◆ **Work to be completed**
Pick out every line holding the string "zgarmas" and copy it.

── Dataset

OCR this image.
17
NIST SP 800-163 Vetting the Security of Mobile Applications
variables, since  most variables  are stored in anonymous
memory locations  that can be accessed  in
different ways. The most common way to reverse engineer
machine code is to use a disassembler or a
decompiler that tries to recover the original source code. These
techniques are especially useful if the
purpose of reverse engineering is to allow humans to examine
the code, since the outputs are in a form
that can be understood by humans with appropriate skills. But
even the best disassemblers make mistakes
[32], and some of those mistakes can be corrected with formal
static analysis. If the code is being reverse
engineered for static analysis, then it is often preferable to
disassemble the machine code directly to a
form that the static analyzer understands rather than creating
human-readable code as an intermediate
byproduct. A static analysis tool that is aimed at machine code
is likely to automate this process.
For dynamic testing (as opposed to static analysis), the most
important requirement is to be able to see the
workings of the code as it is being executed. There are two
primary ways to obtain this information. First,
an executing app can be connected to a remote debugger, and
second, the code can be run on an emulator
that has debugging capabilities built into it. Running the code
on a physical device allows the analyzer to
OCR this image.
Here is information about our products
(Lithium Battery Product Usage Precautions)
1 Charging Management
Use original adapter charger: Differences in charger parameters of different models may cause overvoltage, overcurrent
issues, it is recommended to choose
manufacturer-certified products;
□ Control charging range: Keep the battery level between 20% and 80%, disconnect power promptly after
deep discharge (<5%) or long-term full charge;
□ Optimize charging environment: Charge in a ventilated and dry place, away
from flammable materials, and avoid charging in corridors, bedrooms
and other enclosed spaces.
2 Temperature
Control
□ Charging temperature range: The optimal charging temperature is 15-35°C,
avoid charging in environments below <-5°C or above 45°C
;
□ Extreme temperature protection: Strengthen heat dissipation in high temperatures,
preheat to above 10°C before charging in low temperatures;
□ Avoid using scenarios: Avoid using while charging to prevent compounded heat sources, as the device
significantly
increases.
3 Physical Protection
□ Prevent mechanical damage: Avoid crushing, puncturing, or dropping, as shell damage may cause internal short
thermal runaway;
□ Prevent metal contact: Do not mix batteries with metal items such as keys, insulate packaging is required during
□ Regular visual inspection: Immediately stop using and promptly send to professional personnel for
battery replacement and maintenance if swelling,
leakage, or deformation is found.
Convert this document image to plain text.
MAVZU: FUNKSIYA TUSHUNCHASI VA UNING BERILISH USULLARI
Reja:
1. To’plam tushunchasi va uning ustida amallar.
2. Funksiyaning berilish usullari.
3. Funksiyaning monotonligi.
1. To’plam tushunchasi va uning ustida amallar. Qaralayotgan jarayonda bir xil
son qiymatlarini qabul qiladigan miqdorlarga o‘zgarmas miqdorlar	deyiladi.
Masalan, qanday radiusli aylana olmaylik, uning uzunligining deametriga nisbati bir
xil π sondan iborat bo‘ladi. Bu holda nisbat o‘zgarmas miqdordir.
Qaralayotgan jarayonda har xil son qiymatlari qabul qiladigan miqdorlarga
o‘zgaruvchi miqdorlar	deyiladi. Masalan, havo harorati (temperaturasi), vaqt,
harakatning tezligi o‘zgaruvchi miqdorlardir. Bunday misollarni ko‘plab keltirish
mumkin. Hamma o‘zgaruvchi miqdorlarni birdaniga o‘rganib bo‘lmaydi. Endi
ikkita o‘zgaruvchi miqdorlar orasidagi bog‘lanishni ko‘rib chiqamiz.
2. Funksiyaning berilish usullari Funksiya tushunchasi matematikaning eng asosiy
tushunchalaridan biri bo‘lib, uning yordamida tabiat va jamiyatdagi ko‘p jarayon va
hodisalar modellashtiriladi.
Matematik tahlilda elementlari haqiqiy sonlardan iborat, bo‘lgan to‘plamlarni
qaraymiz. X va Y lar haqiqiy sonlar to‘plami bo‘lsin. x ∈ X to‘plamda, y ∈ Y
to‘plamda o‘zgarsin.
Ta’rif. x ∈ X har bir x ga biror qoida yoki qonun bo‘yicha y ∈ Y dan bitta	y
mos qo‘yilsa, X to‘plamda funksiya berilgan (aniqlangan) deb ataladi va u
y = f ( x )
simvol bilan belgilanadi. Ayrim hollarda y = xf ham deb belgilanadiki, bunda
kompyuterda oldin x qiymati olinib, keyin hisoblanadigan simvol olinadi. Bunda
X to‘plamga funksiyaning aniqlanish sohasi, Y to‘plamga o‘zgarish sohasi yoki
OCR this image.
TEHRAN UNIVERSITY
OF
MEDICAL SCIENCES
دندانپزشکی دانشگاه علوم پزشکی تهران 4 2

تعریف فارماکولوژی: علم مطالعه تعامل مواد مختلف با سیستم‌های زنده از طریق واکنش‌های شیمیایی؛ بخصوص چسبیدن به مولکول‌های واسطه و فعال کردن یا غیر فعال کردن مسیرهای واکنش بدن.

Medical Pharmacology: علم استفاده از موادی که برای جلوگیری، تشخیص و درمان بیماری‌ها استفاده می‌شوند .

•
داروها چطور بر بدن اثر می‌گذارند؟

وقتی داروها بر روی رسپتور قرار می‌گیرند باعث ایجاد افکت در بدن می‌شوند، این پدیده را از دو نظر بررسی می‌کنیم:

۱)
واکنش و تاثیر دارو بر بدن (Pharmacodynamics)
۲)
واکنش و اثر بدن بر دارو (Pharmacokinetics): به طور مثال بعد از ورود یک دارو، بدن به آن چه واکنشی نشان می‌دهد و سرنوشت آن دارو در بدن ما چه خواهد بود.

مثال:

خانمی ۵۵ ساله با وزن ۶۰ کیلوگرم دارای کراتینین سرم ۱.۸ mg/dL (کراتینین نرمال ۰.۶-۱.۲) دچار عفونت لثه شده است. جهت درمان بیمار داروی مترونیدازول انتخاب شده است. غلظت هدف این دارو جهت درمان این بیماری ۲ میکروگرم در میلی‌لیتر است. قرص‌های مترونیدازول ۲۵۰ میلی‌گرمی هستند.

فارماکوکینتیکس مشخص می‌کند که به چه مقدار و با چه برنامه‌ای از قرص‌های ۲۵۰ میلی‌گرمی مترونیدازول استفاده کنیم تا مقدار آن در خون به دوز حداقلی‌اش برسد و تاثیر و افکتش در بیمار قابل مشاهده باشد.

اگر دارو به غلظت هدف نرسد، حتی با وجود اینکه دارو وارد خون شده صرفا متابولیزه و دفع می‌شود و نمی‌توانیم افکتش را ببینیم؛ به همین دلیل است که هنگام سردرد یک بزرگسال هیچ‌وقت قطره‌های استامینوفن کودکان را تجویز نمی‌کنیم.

────

◆ **Solution to the exercise**
son qiymatlarini qabul qiladigan miqdorlarga o‘zgarmas miqdorlar	deyiladi.
xil π sondan iborat bo‘ladi. Bu holda nisbat o‘zgarmas miqdordir.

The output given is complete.